> [Problem statement] Write the data out again, character for character, with no images.
[Start Records shown]
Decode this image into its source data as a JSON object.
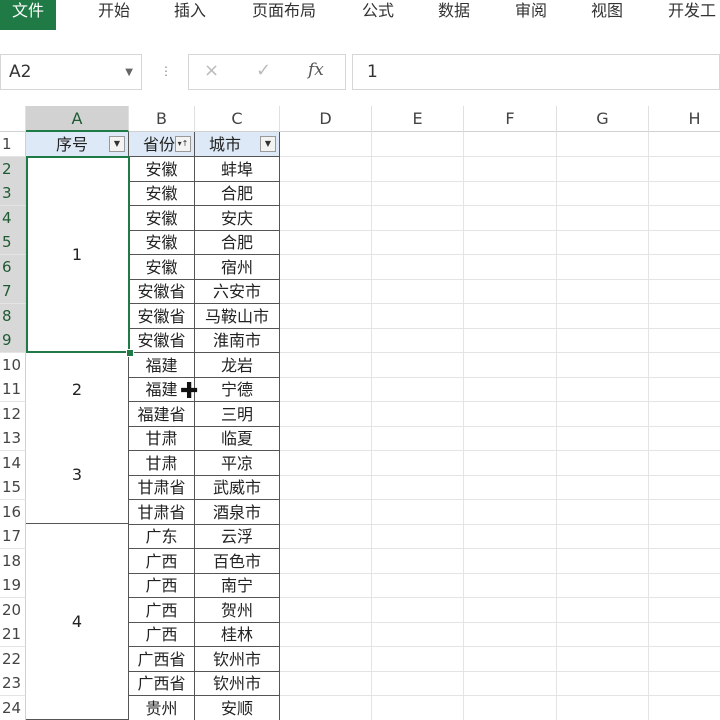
{
  "ribbon": {
    "tabs": [
      "文件",
      "开始",
      "插入",
      "页面布局",
      "公式",
      "数据",
      "审阅",
      "视图",
      "开发工"
    ]
  },
  "formula_bar": {
    "name_box": "A2",
    "cancel_glyph": "×",
    "confirm_glyph": "✓",
    "fx_label": "fx",
    "value": "1"
  },
  "columns": [
    "A",
    "B",
    "C",
    "D",
    "E",
    "F",
    "G",
    "H"
  ],
  "rows": [
    "1",
    "2",
    "3",
    "4",
    "5",
    "6",
    "7",
    "8",
    "9",
    "10",
    "11",
    "12",
    "13",
    "14",
    "15",
    "16",
    "17",
    "18",
    "19",
    "20",
    "21",
    "22",
    "23",
    "24"
  ],
  "header_row": {
    "a": "序号",
    "b": "省份",
    "c": "城市"
  },
  "merged_a": [
    {
      "rows": [
        2,
        9
      ],
      "value": "1"
    },
    {
      "rows": [
        10,
        12
      ],
      "value": "2"
    },
    {
      "rows": [
        13,
        16
      ],
      "value": "3"
    },
    {
      "rows": [
        17,
        24
      ],
      "value": "4"
    }
  ],
  "data_rows": [
    [
      "安徽",
      "蚌埠"
    ],
    [
      "安徽",
      "合肥"
    ],
    [
      "安徽",
      "安庆"
    ],
    [
      "安徽",
      "合肥"
    ],
    [
      "安徽",
      "宿州"
    ],
    [
      "安徽省",
      "六安市"
    ],
    [
      "安徽省",
      "马鞍山市"
    ],
    [
      "安徽省",
      "淮南市"
    ],
    [
      "福建",
      "龙岩"
    ],
    [
      "福建",
      "宁德"
    ],
    [
      "福建省",
      "三明"
    ],
    [
      "甘肃",
      "临夏"
    ],
    [
      "甘肃",
      "平凉"
    ],
    [
      "甘肃省",
      "武威市"
    ],
    [
      "甘肃省",
      "酒泉市"
    ],
    [
      "广东",
      "云浮"
    ],
    [
      "广西",
      "百色市"
    ],
    [
      "广西",
      "南宁"
    ],
    [
      "广西",
      "贺州"
    ],
    [
      "广西",
      "桂林"
    ],
    [
      "广西省",
      "钦州市"
    ],
    [
      "广西省",
      "钦州市"
    ],
    [
      "贵州",
      "安顺"
    ]
  ],
  "colors": {
    "accent": "#1f7a45",
    "header_fill": "#dde9f6"
  }
}
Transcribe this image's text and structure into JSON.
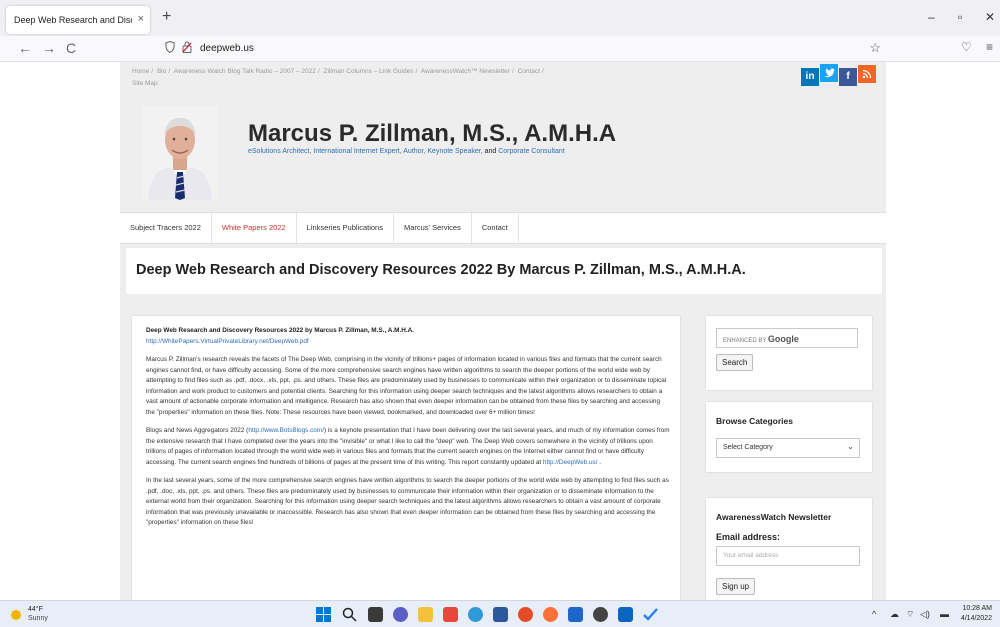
{
  "browser": {
    "tab_title": "Deep Web Research and Discovery",
    "tab_close": "×",
    "new_tab": "+",
    "url": "deepweb.us",
    "window_controls": {
      "minimize": "–",
      "restore": "▫",
      "close": "✕"
    },
    "nav": {
      "back": "←",
      "forward": "→",
      "reload": "C"
    },
    "star": "☆",
    "pocket": "♡",
    "menu": "≡"
  },
  "site": {
    "breadcrumb": [
      "Home",
      "/",
      "Bio",
      "/",
      "Awareness Watch Blog Talk Radio – 2007 – 2022",
      "/",
      "Zillman Columns – Link Guides",
      "/",
      "AwarenessWatch™ Newsletter",
      "/",
      "Contact",
      "/"
    ],
    "breadcrumb_line2": "Site Map",
    "social": {
      "linkedin": "in",
      "twitter": "🐦",
      "facebook": "f",
      "rss": "⟆"
    },
    "colors": {
      "linkedin": "#0077b5",
      "twitter": "#1da1f2",
      "facebook": "#3b5998",
      "rss": "#f26522",
      "link": "#2e6fb5",
      "active_menu": "#c0392b"
    },
    "title": "Marcus P. Zillman, M.S., A.M.H.A",
    "tagline_parts": [
      "eSolutions Architect, International Internet Expert, Author, Keynote Speaker,",
      " and ",
      "Corporate Consultant"
    ],
    "menu": [
      "Subject Tracers 2022",
      "White Papers 2022",
      "Linkseries Publications",
      "Marcus' Services",
      "Contact"
    ],
    "page_title": "Deep Web Research and Discovery Resources 2022 By Marcus P. Zillman, M.S., A.M.H.A."
  },
  "article": {
    "heading": "Deep Web Research and Discovery Resources 2022 by Marcus P. Zillman, M.S., A.M.H.A.",
    "link": "http://WhitePapers.VirtualPrivateLibrary.net/DeepWeb.pdf",
    "p1": "Marcus P. Zillman's research reveals the facets of The Deep Web, comprising in the vicinity of  trillions+ pages of information located in various files and formats that the current search engines cannot find, or have difficulty accessing. Some of the more comprehensive search engines have written algorithms to search the deeper portions of the world wide web by attempting to find files such as .pdf, .docx, .xls, ppt, .ps. and others. These files are predominately used by businesses to communicate within their organization or to disseminate topical information and work product to customers and potential clients. Searching for this information using deeper search techniques and the latest algorithms allows researchers to obtain a vast amount of actionable corporate information and intelligence. Research has also shown that even deeper information can be obtained from these files by searching and accessing the \"properties\" information on these files. Note: These resources have been viewed, bookmarked, and downloaded over 6+ million times!",
    "p2_a": "Blogs and News Aggregators 2022 (",
    "p2_link": "http://www.BotsBlogs.com/",
    "p2_b": ") is a keynote presentation that I have been delivering over the last several years, and much of my information comes from the extensive research that I have completed over the years into the \"invisible\" or what I like to call the \"deep\" web. The Deep Web covers somewhere in the vicinity of trillions upon trillions of pages of information located through the world wide web in various files and formats that the current search engines on the Internet either cannot find or have difficulty accessing. The current search engines find hundreds of billions of pages at the present time of this writing. This report constantly updated at ",
    "p2_link2": "http://DeepWeb.us/",
    "p2_c": " .",
    "p3": "In the last several years, some of the more comprehensive search engines have written algorithms to search the deeper portions of the world wide web by attempting to find files such as .pdf, .doc, .xls, ppt, .ps. and others. These files are predominately used by businesses to communicate their information within their organization or to disseminate information to the external world from their organization. Searching for this information using deeper search techniques and the latest algorithms allows researchers to obtain a vast amount of corporate information that was previously unavailable or inaccessible. Research has also shown that even deeper information can be obtained from these files by searching and accessing the \"properties\" information on these files!"
  },
  "sidebar": {
    "search_prefix": "ENHANCED BY",
    "search_brand": "Google",
    "search_button": "Search",
    "browse_title": "Browse Categories",
    "select_value": "Select Category",
    "newsletter_title": "AwarenessWatch Newsletter",
    "email_label": "Email address:",
    "email_placeholder": "Your email address",
    "signup_button": "Sign up"
  },
  "taskbar": {
    "temp": "44°F",
    "condition": "Sunny",
    "time": "10:28 AM",
    "date": "4/14/2022",
    "tray_up": "^",
    "tray_icons": [
      "☁",
      "⌔",
      "◁)",
      "▬"
    ]
  }
}
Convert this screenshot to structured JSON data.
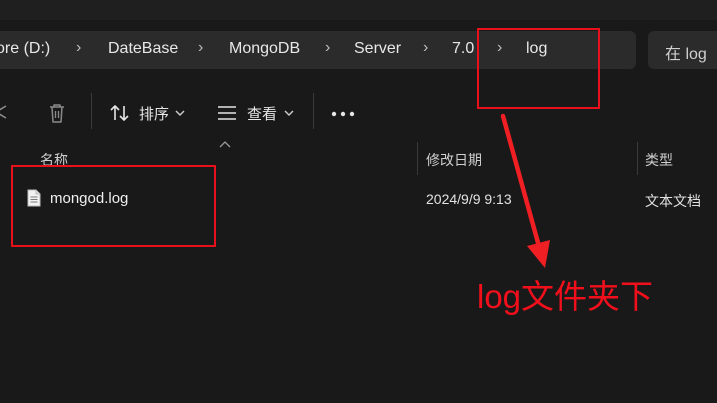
{
  "breadcrumb": {
    "items": [
      "ore (D:)",
      "DateBase",
      "MongoDB",
      "Server",
      "7.0",
      "log"
    ]
  },
  "search": {
    "placeholder": "在 log"
  },
  "toolbar": {
    "sort_label": "排序",
    "view_label": "查看"
  },
  "columns": {
    "name": "名称",
    "modified": "修改日期",
    "type": "类型"
  },
  "files": [
    {
      "name": "mongod.log",
      "modified": "2024/9/9 9:13",
      "type": "文本文档"
    }
  ],
  "annotation": {
    "text": "log文件夹下",
    "color": "#f20f1c"
  },
  "theme": {
    "background": "#191919",
    "bar": "#2b2b2b",
    "text": "#e6e6e6"
  }
}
[End Records shown]
> [Answer to this task]
Decode this image into its source data as a JSON object.
{
  "ribbon": {
    "tabs": [
      "文件",
      "开始",
      "插入",
      "页面布局",
      "公式",
      "数据",
      "审阅",
      "视图",
      "开发工"
    ]
  },
  "formula_bar": {
    "name_box": "A2",
    "cancel_glyph": "×",
    "confirm_glyph": "✓",
    "fx_label": "fx",
    "value": "1"
  },
  "columns": [
    "A",
    "B",
    "C",
    "D",
    "E",
    "F",
    "G",
    "H"
  ],
  "rows": [
    "1",
    "2",
    "3",
    "4",
    "5",
    "6",
    "7",
    "8",
    "9",
    "10",
    "11",
    "12",
    "13",
    "14",
    "15",
    "16",
    "17",
    "18",
    "19",
    "20",
    "21",
    "22",
    "23",
    "24"
  ],
  "header_row": {
    "a": "序号",
    "b": "省份",
    "c": "城市"
  },
  "merged_a": [
    {
      "rows": [
        2,
        9
      ],
      "value": "1"
    },
    {
      "rows": [
        10,
        12
      ],
      "value": "2"
    },
    {
      "rows": [
        13,
        16
      ],
      "value": "3"
    },
    {
      "rows": [
        17,
        24
      ],
      "value": "4"
    }
  ],
  "data_rows": [
    [
      "安徽",
      "蚌埠"
    ],
    [
      "安徽",
      "合肥"
    ],
    [
      "安徽",
      "安庆"
    ],
    [
      "安徽",
      "合肥"
    ],
    [
      "安徽",
      "宿州"
    ],
    [
      "安徽省",
      "六安市"
    ],
    [
      "安徽省",
      "马鞍山市"
    ],
    [
      "安徽省",
      "淮南市"
    ],
    [
      "福建",
      "龙岩"
    ],
    [
      "福建",
      "宁德"
    ],
    [
      "福建省",
      "三明"
    ],
    [
      "甘肃",
      "临夏"
    ],
    [
      "甘肃",
      "平凉"
    ],
    [
      "甘肃省",
      "武威市"
    ],
    [
      "甘肃省",
      "酒泉市"
    ],
    [
      "广东",
      "云浮"
    ],
    [
      "广西",
      "百色市"
    ],
    [
      "广西",
      "南宁"
    ],
    [
      "广西",
      "贺州"
    ],
    [
      "广西",
      "桂林"
    ],
    [
      "广西省",
      "钦州市"
    ],
    [
      "广西省",
      "钦州市"
    ],
    [
      "贵州",
      "安顺"
    ]
  ],
  "colors": {
    "accent": "#1f7a45",
    "header_fill": "#dde9f6"
  }
}
Transcribe this image's text and structure into JSON.
{
  "browser": {
    "tab_title": "Deep Web Research and Discovery",
    "tab_close": "×",
    "new_tab": "+",
    "url": "deepweb.us",
    "window_controls": {
      "minimize": "–",
      "restore": "▫",
      "close": "✕"
    },
    "nav": {
      "back": "←",
      "forward": "→",
      "reload": "C"
    },
    "star": "☆",
    "pocket": "♡",
    "menu": "≡"
  },
  "site": {
    "breadcrumb": [
      "Home",
      "/",
      "Bio",
      "/",
      "Awareness Watch Blog Talk Radio – 2007 – 2022",
      "/",
      "Zillman Columns – Link Guides",
      "/",
      "AwarenessWatch™ Newsletter",
      "/",
      "Contact",
      "/"
    ],
    "breadcrumb_line2": "Site Map",
    "social": {
      "linkedin": "in",
      "twitter": "🐦",
      "facebook": "f",
      "rss": "⟆"
    },
    "colors": {
      "linkedin": "#0077b5",
      "twitter": "#1da1f2",
      "facebook": "#3b5998",
      "rss": "#f26522",
      "link": "#2e6fb5",
      "active_menu": "#c0392b"
    },
    "title": "Marcus P. Zillman, M.S., A.M.H.A",
    "tagline_parts": [
      "eSolutions Architect, International Internet Expert, Author, Keynote Speaker,",
      " and ",
      "Corporate Consultant"
    ],
    "menu": [
      "Subject Tracers 2022",
      "White Papers 2022",
      "Linkseries Publications",
      "Marcus' Services",
      "Contact"
    ],
    "page_title": "Deep Web Research and Discovery Resources 2022 By Marcus P. Zillman, M.S., A.M.H.A."
  },
  "article": {
    "heading": "Deep Web Research and Discovery Resources 2022 by Marcus P. Zillman, M.S., A.M.H.A.",
    "link": "http://WhitePapers.VirtualPrivateLibrary.net/DeepWeb.pdf",
    "p1": "Marcus P. Zillman's research reveals the facets of The Deep Web, comprising in the vicinity of  trillions+ pages of information located in various files and formats that the current search engines cannot find, or have difficulty accessing. Some of the more comprehensive search engines have written algorithms to search the deeper portions of the world wide web by attempting to find files such as .pdf, .docx, .xls, ppt, .ps. and others. These files are predominately used by businesses to communicate within their organization or to disseminate topical information and work product to customers and potential clients. Searching for this information using deeper search techniques and the latest algorithms allows researchers to obtain a vast amount of actionable corporate information and intelligence. Research has also shown that even deeper information can be obtained from these files by searching and accessing the \"properties\" information on these files. Note: These resources have been viewed, bookmarked, and downloaded over 6+ million times!",
    "p2_a": "Blogs and News Aggregators 2022 (",
    "p2_link": "http://www.BotsBlogs.com/",
    "p2_b": ") is a keynote presentation that I have been delivering over the last several years, and much of my information comes from the extensive research that I have completed over the years into the \"invisible\" or what I like to call the \"deep\" web. The Deep Web covers somewhere in the vicinity of trillions upon trillions of pages of information located through the world wide web in various files and formats that the current search engines on the Internet either cannot find or have difficulty accessing. The current search engines find hundreds of billions of pages at the present time of this writing. This report constantly updated at ",
    "p2_link2": "http://DeepWeb.us/",
    "p2_c": " .",
    "p3": "In the last several years, some of the more comprehensive search engines have written algorithms to search the deeper portions of the world wide web by attempting to find files such as .pdf, .doc, .xls, ppt, .ps. and others. These files are predominately used by businesses to communicate their information within their organization or to disseminate information to the external world from their organization. Searching for this information using deeper search techniques and the latest algorithms allows researchers to obtain a vast amount of corporate information that was previously unavailable or inaccessible. Research has also shown that even deeper information can be obtained from these files by searching and accessing the \"properties\" information on these files!"
  },
  "sidebar": {
    "search_prefix": "ENHANCED BY",
    "search_brand": "Google",
    "search_button": "Search",
    "browse_title": "Browse Categories",
    "select_value": "Select Category",
    "newsletter_title": "AwarenessWatch Newsletter",
    "email_label": "Email address:",
    "email_placeholder": "Your email address",
    "signup_button": "Sign up"
  },
  "taskbar": {
    "temp": "44°F",
    "condition": "Sunny",
    "time": "10:28 AM",
    "date": "4/14/2022",
    "tray_up": "^",
    "tray_icons": [
      "☁",
      "⌔",
      "◁)",
      "▬"
    ]
  }
}
Convert this screenshot to structured JSON data.
{
  "breadcrumb": {
    "items": [
      "ore (D:)",
      "DateBase",
      "MongoDB",
      "Server",
      "7.0",
      "log"
    ]
  },
  "search": {
    "placeholder": "在 log"
  },
  "toolbar": {
    "sort_label": "排序",
    "view_label": "查看"
  },
  "columns": {
    "name": "名称",
    "modified": "修改日期",
    "type": "类型"
  },
  "files": [
    {
      "name": "mongod.log",
      "modified": "2024/9/9 9:13",
      "type": "文本文档"
    }
  ],
  "annotation": {
    "text": "log文件夹下",
    "color": "#f20f1c"
  },
  "theme": {
    "background": "#191919",
    "bar": "#2b2b2b",
    "text": "#e6e6e6"
  }
}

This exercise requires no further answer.